Work to do:
Render as a Markdown table with columns Nr and Line the rows from the line with "page-container: Manage Jobs" up to and including the line with "header-edit-line2: Delete (985, 379, 1022, 393)", numbering each one and omitting blank lines.

Source records:

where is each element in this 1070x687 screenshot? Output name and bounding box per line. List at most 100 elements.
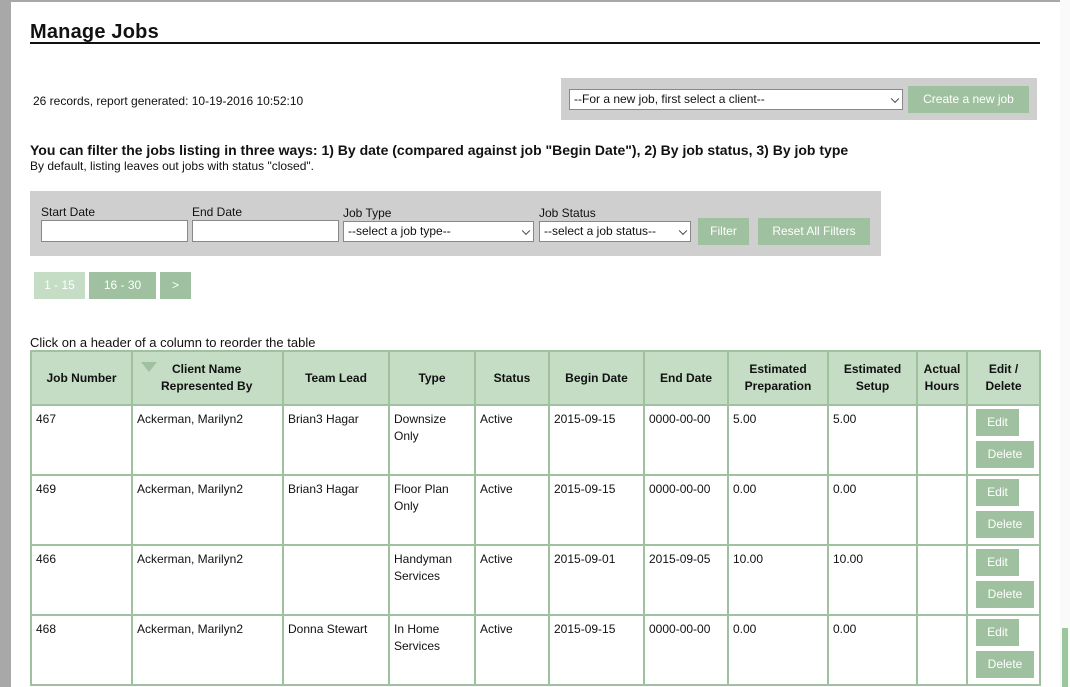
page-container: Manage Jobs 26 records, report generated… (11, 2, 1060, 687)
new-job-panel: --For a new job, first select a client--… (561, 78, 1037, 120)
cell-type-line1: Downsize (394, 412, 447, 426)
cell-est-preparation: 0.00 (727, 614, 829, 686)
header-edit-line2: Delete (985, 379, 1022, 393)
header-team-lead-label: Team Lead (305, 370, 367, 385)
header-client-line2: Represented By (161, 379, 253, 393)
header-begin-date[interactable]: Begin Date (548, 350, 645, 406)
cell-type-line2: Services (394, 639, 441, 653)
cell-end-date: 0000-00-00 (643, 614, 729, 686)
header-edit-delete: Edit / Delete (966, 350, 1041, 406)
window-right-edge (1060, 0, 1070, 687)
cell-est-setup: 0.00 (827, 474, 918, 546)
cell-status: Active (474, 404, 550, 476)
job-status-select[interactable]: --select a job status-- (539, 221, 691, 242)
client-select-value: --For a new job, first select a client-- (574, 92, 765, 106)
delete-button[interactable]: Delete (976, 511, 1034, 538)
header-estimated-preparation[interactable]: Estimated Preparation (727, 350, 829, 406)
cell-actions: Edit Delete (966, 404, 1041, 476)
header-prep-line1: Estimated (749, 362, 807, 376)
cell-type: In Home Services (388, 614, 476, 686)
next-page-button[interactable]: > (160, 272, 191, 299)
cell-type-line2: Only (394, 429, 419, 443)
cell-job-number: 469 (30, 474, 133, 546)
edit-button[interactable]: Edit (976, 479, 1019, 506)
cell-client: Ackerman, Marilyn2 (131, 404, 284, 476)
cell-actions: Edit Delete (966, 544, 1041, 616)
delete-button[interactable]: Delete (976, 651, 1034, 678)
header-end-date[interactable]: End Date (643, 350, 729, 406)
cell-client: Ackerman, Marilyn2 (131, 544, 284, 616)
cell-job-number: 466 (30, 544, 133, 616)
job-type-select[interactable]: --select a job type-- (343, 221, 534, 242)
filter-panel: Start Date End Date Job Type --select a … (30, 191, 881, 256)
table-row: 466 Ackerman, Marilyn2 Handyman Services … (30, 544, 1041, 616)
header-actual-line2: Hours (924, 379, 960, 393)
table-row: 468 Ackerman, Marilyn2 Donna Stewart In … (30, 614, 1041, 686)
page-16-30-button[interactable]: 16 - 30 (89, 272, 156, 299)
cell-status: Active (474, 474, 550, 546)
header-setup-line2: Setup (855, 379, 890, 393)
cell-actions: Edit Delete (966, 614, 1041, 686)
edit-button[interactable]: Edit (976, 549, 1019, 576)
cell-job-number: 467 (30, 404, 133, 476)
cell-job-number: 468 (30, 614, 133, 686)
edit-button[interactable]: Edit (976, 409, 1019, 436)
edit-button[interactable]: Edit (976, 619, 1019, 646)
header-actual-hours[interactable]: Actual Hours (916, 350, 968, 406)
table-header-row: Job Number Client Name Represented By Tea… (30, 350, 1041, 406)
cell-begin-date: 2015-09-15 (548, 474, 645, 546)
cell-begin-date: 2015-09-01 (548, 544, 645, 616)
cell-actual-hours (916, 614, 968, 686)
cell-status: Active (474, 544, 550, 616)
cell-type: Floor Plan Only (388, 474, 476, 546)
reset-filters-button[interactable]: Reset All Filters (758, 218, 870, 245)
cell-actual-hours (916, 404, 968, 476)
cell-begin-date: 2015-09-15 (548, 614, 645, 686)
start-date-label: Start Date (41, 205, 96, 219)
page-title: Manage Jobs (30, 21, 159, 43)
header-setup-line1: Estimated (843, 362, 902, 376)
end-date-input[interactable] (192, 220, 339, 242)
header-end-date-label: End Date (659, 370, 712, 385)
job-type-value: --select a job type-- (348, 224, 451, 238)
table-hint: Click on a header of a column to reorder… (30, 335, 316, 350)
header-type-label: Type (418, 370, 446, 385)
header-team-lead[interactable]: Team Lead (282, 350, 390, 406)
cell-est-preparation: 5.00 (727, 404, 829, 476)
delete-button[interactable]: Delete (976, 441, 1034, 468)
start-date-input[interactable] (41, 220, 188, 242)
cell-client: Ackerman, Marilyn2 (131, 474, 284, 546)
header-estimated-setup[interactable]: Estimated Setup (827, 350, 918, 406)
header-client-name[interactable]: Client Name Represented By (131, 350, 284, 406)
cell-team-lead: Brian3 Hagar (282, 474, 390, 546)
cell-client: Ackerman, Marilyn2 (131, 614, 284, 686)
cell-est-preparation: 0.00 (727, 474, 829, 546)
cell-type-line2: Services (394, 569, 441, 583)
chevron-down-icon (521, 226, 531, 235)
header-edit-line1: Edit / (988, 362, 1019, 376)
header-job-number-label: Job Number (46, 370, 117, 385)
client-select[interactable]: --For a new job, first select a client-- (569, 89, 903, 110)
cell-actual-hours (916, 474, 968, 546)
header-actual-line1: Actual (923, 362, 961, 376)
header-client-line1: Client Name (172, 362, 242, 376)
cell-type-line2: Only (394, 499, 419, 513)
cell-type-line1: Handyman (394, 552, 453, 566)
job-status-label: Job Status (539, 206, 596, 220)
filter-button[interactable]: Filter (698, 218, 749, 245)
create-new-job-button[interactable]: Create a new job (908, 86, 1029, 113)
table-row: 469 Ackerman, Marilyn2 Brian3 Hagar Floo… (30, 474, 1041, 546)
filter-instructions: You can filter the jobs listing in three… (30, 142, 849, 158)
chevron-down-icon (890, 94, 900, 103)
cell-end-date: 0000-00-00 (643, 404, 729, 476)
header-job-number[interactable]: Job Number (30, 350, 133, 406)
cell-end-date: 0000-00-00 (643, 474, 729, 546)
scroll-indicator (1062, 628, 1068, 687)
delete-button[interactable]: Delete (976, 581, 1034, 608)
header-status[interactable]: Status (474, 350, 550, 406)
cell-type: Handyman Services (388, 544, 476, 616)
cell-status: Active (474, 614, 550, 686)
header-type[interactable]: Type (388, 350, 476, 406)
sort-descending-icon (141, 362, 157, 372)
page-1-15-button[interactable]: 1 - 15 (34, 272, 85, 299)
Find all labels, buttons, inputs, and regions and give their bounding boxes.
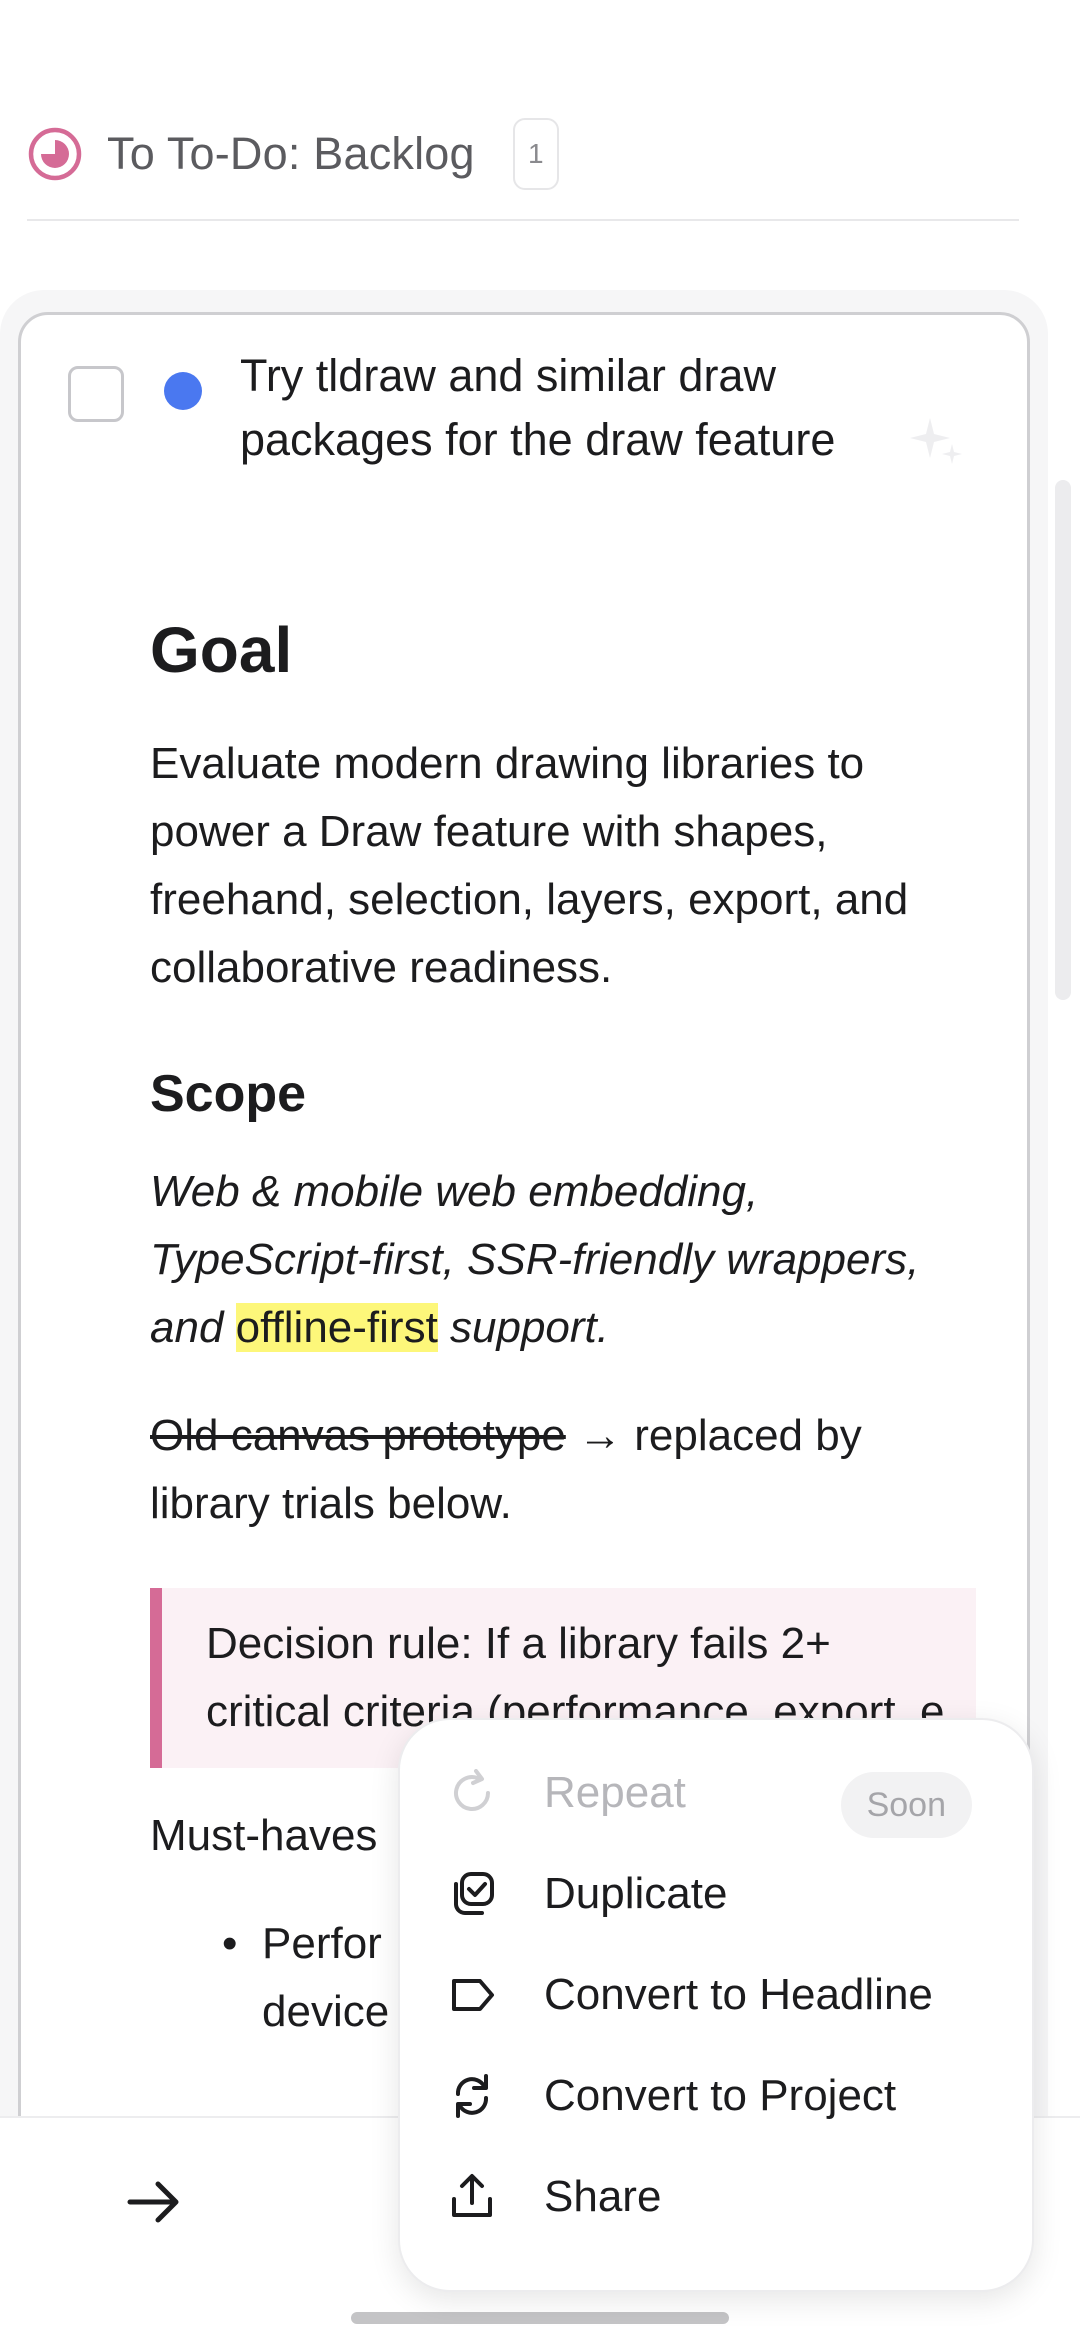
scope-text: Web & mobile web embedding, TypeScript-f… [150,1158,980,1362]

Task result:
| Nr | Line |
|---|---|
| 1 | page-container: Manage Jobs 26 records, report generated… (11, 2, 1060, 687) |
| 2 | new-job-panel: --For a new job, first select a client--… (561, 78, 1037, 120) |
| 3 | cell-type-line1: Downsize (394, 412, 447, 426) |
| 4 | cell-est-preparation: 0.00 (727, 614, 829, 686) |
| 5 | header-edit-line2: Delete (985, 379, 1022, 393) |